== Directive ==
Drop every picture and give the entries back exactly.

== Dataset extract ==

################

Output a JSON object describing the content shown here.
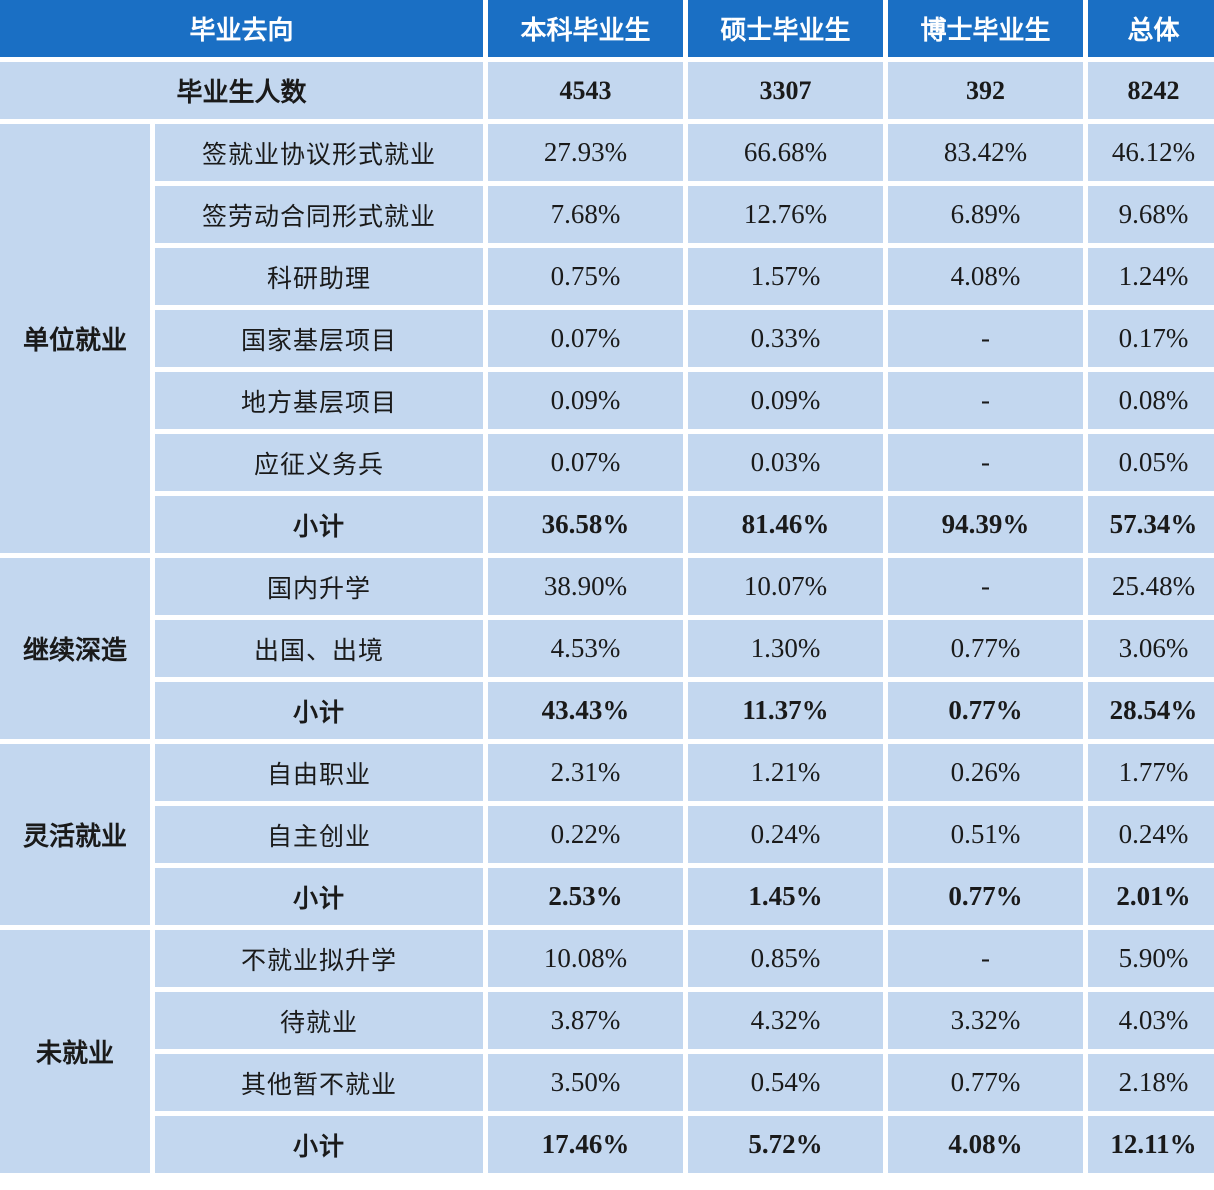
{
  "header": {
    "destination": "毕业去向",
    "bachelor": "本科毕业生",
    "master": "硕士毕业生",
    "doctor": "博士毕业生",
    "total": "总体"
  },
  "graduate_count": {
    "label": "毕业生人数",
    "bachelor": "4543",
    "master": "3307",
    "doctor": "392",
    "total": "8242"
  },
  "groups": [
    {
      "name": "单位就业",
      "rows": [
        {
          "item": "签就业协议形式就业",
          "bachelor": "27.93%",
          "master": "66.68%",
          "doctor": "83.42%",
          "total": "46.12%"
        },
        {
          "item": "签劳动合同形式就业",
          "bachelor": "7.68%",
          "master": "12.76%",
          "doctor": "6.89%",
          "total": "9.68%"
        },
        {
          "item": "科研助理",
          "bachelor": "0.75%",
          "master": "1.57%",
          "doctor": "4.08%",
          "total": "1.24%"
        },
        {
          "item": "国家基层项目",
          "bachelor": "0.07%",
          "master": "0.33%",
          "doctor": "-",
          "total": "0.17%"
        },
        {
          "item": "地方基层项目",
          "bachelor": "0.09%",
          "master": "0.09%",
          "doctor": "-",
          "total": "0.08%"
        },
        {
          "item": "应征义务兵",
          "bachelor": "0.07%",
          "master": "0.03%",
          "doctor": "-",
          "total": "0.05%"
        }
      ],
      "subtotal": {
        "item": "小计",
        "bachelor": "36.58%",
        "master": "81.46%",
        "doctor": "94.39%",
        "total": "57.34%"
      }
    },
    {
      "name": "继续深造",
      "rows": [
        {
          "item": "国内升学",
          "bachelor": "38.90%",
          "master": "10.07%",
          "doctor": "-",
          "total": "25.48%"
        },
        {
          "item": "出国、出境",
          "bachelor": "4.53%",
          "master": "1.30%",
          "doctor": "0.77%",
          "total": "3.06%"
        }
      ],
      "subtotal": {
        "item": "小计",
        "bachelor": "43.43%",
        "master": "11.37%",
        "doctor": "0.77%",
        "total": "28.54%"
      }
    },
    {
      "name": "灵活就业",
      "rows": [
        {
          "item": "自由职业",
          "bachelor": "2.31%",
          "master": "1.21%",
          "doctor": "0.26%",
          "total": "1.77%"
        },
        {
          "item": "自主创业",
          "bachelor": "0.22%",
          "master": "0.24%",
          "doctor": "0.51%",
          "total": "0.24%"
        }
      ],
      "subtotal": {
        "item": "小计",
        "bachelor": "2.53%",
        "master": "1.45%",
        "doctor": "0.77%",
        "total": "2.01%"
      }
    },
    {
      "name": "未就业",
      "rows": [
        {
          "item": "不就业拟升学",
          "bachelor": "10.08%",
          "master": "0.85%",
          "doctor": "-",
          "total": "5.90%"
        },
        {
          "item": "待就业",
          "bachelor": "3.87%",
          "master": "4.32%",
          "doctor": "3.32%",
          "total": "4.03%"
        },
        {
          "item": "其他暂不就业",
          "bachelor": "3.50%",
          "master": "0.54%",
          "doctor": "0.77%",
          "total": "2.18%"
        }
      ],
      "subtotal": {
        "item": "小计",
        "bachelor": "17.46%",
        "master": "5.72%",
        "doctor": "4.08%",
        "total": "12.11%"
      }
    }
  ],
  "colors": {
    "header_bg": "#1a6fc4",
    "header_text": "#ffffff",
    "cell_bg": "#c3d7ef",
    "border": "#ffffff"
  }
}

################

== Exercise answer ==
Output a JSON object describing the content shown here.
{
  "header": {
    "destination": "毕业去向",
    "bachelor": "本科毕业生",
    "master": "硕士毕业生",
    "doctor": "博士毕业生",
    "total": "总体"
  },
  "graduate_count": {
    "label": "毕业生人数",
    "bachelor": "4543",
    "master": "3307",
    "doctor": "392",
    "total": "8242"
  },
  "groups": [
    {
      "name": "单位就业",
      "rows": [
        {
          "item": "签就业协议形式就业",
          "bachelor": "27.93%",
          "master": "66.68%",
          "doctor": "83.42%",
          "total": "46.12%"
        },
        {
          "item": "签劳动合同形式就业",
          "bachelor": "7.68%",
          "master": "12.76%",
          "doctor": "6.89%",
          "total": "9.68%"
        },
        {
          "item": "科研助理",
          "bachelor": "0.75%",
          "master": "1.57%",
          "doctor": "4.08%",
          "total": "1.24%"
        },
        {
          "item": "国家基层项目",
          "bachelor": "0.07%",
          "master": "0.33%",
          "doctor": "-",
          "total": "0.17%"
        },
        {
          "item": "地方基层项目",
          "bachelor": "0.09%",
          "master": "0.09%",
          "doctor": "-",
          "total": "0.08%"
        },
        {
          "item": "应征义务兵",
          "bachelor": "0.07%",
          "master": "0.03%",
          "doctor": "-",
          "total": "0.05%"
        }
      ],
      "subtotal": {
        "item": "小计",
        "bachelor": "36.58%",
        "master": "81.46%",
        "doctor": "94.39%",
        "total": "57.34%"
      }
    },
    {
      "name": "继续深造",
      "rows": [
        {
          "item": "国内升学",
          "bachelor": "38.90%",
          "master": "10.07%",
          "doctor": "-",
          "total": "25.48%"
        },
        {
          "item": "出国、出境",
          "bachelor": "4.53%",
          "master": "1.30%",
          "doctor": "0.77%",
          "total": "3.06%"
        }
      ],
      "subtotal": {
        "item": "小计",
        "bachelor": "43.43%",
        "master": "11.37%",
        "doctor": "0.77%",
        "total": "28.54%"
      }
    },
    {
      "name": "灵活就业",
      "rows": [
        {
          "item": "自由职业",
          "bachelor": "2.31%",
          "master": "1.21%",
          "doctor": "0.26%",
          "total": "1.77%"
        },
        {
          "item": "自主创业",
          "bachelor": "0.22%",
          "master": "0.24%",
          "doctor": "0.51%",
          "total": "0.24%"
        }
      ],
      "subtotal": {
        "item": "小计",
        "bachelor": "2.53%",
        "master": "1.45%",
        "doctor": "0.77%",
        "total": "2.01%"
      }
    },
    {
      "name": "未就业",
      "rows": [
        {
          "item": "不就业拟升学",
          "bachelor": "10.08%",
          "master": "0.85%",
          "doctor": "-",
          "total": "5.90%"
        },
        {
          "item": "待就业",
          "bachelor": "3.87%",
          "master": "4.32%",
          "doctor": "3.32%",
          "total": "4.03%"
        },
        {
          "item": "其他暂不就业",
          "bachelor": "3.50%",
          "master": "0.54%",
          "doctor": "0.77%",
          "total": "2.18%"
        }
      ],
      "subtotal": {
        "item": "小计",
        "bachelor": "17.46%",
        "master": "5.72%",
        "doctor": "4.08%",
        "total": "12.11%"
      }
    }
  ],
  "colors": {
    "header_bg": "#1a6fc4",
    "header_text": "#ffffff",
    "cell_bg": "#c3d7ef",
    "border": "#ffffff"
  }
}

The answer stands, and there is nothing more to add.